◆ **STATED EXERCISE**: Every record below should be printed exactly as it appears.

Dataset items:

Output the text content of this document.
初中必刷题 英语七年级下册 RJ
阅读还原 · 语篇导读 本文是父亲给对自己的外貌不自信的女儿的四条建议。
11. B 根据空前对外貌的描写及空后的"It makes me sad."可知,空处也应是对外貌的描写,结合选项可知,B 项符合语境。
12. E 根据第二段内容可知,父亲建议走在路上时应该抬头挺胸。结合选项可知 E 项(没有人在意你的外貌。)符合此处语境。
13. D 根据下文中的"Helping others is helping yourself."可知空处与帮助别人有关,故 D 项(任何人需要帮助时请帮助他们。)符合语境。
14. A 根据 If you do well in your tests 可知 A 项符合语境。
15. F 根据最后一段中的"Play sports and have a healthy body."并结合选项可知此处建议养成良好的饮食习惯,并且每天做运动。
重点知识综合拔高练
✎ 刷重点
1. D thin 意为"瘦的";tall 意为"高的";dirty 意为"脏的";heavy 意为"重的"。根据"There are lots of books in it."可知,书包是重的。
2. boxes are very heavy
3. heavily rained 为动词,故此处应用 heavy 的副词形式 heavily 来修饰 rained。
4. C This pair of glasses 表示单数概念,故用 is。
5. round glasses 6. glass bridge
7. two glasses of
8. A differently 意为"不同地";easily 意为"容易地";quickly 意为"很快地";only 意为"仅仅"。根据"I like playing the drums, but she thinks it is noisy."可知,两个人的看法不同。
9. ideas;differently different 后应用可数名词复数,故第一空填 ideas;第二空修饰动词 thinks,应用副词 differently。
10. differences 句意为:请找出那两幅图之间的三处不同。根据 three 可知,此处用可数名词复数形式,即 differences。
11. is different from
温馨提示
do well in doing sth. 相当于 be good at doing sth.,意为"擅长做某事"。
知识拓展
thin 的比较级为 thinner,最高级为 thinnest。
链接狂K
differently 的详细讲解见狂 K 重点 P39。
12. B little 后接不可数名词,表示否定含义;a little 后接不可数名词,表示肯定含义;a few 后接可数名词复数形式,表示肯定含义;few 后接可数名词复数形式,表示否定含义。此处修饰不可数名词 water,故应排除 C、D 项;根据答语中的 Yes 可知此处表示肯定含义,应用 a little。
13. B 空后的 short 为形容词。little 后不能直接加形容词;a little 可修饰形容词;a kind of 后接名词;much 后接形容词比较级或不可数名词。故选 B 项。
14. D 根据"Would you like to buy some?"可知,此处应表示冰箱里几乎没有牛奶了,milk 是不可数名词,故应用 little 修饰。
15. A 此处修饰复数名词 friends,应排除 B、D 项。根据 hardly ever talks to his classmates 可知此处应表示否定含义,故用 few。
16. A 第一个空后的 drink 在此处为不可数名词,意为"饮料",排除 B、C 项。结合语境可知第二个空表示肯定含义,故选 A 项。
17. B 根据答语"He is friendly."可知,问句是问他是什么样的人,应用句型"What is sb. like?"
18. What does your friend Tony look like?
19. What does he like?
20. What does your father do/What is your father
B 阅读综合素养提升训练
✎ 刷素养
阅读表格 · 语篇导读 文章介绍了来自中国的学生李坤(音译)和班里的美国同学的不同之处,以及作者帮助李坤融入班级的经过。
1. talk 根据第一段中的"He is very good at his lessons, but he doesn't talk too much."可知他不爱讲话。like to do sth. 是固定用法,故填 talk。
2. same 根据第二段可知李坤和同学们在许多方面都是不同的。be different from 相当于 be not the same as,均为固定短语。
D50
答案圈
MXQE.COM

◆ **FINAL RESULT**:
Output the text content of this document.
初中必刷题 英语七年级下册 RJ
阅读还原 · 语篇导读 本文是父亲给对自己的外貌不自信的女儿的四条建议。
11. B 根据空前对外貌的描写及空后的"It makes me sad."可知,空处也应是对外貌的描写,结合选项可知,B 项符合语境。
12. E 根据第二段内容可知,父亲建议走在路上时应该抬头挺胸。结合选项可知 E 项(没有人在意你的外貌。)符合此处语境。
13. D 根据下文中的"Helping others is helping yourself."可知空处与帮助别人有关,故 D 项(任何人需要帮助时请帮助他们。)符合语境。
14. A 根据 If you do well in your tests 可知 A 项符合语境。
15. F 根据最后一段中的"Play sports and have a healthy body."并结合选项可知此处建议养成良好的饮食习惯,并且每天做运动。
重点知识综合拔高练
✎ 刷重点
1. D thin 意为"瘦的";tall 意为"高的";dirty 意为"脏的";heavy 意为"重的"。根据"There are lots of books in it."可知,书包是重的。
2. boxes are very heavy
3. heavily rained 为动词,故此处应用 heavy 的副词形式 heavily 来修饰 rained。
4. C This pair of glasses 表示单数概念,故用 is。
5. round glasses 6. glass bridge
7. two glasses of
8. A differently 意为"不同地";easily 意为"容易地";quickly 意为"很快地";only 意为"仅仅"。根据"I like playing the drums, but she thinks it is noisy."可知,两个人的看法不同。
9. ideas;differently different 后应用可数名词复数,故第一空填 ideas;第二空修饰动词 thinks,应用副词 differently。
10. differences 句意为:请找出那两幅图之间的三处不同。根据 three 可知,此处用可数名词复数形式,即 differences。
11. is different from
温馨提示
do well in doing sth. 相当于 be good at doing sth.,意为"擅长做某事"。
知识拓展
thin 的比较级为 thinner,最高级为 thinnest。
链接狂K
differently 的详细讲解见狂 K 重点 P39。
12. B little 后接不可数名词,表示否定含义;a little 后接不可数名词,表示肯定含义;a few 后接可数名词复数形式,表示肯定含义;few 后接可数名词复数形式,表示否定含义。此处修饰不可数名词 water,故应排除 C、D 项;根据答语中的 Yes 可知此处表示肯定含义,应用 a little。
13. B 空后的 short 为形容词。little 后不能直接加形容词;a little 可修饰形容词;a kind of 后接名词;much 后接形容词比较级或不可数名词。故选 B 项。
14. D 根据"Would you like to buy some?"可知,此处应表示冰箱里几乎没有牛奶了,milk 是不可数名词,故应用 little 修饰。
15. A 此处修饰复数名词 friends,应排除 B、D 项。根据 hardly ever talks to his classmates 可知此处应表示否定含义,故用 few。
16. A 第一个空后的 drink 在此处为不可数名词,意为"饮料",排除 B、C 项。结合语境可知第二个空表示肯定含义,故选 A 项。
17. B 根据答语"He is friendly."可知,问句是问他是什么样的人,应用句型"What is sb. like?"
18. What does your friend Tony look like?
19. What does he like?
20. What does your father do/What is your father
B 阅读综合素养提升训练
✎ 刷素养
阅读表格 · 语篇导读 文章介绍了来自中国的学生李坤(音译)和班里的美国同学的不同之处,以及作者帮助李坤融入班级的经过。
1. talk 根据第一段中的"He is very good at his lessons, but he doesn't talk too much."可知他不爱讲话。like to do sth. 是固定用法,故填 talk。
2. same 根据第二段可知李坤和同学们在许多方面都是不同的。be different from 相当于 be not the same as,均为固定短语。
D50
答案圈
MXQE.COM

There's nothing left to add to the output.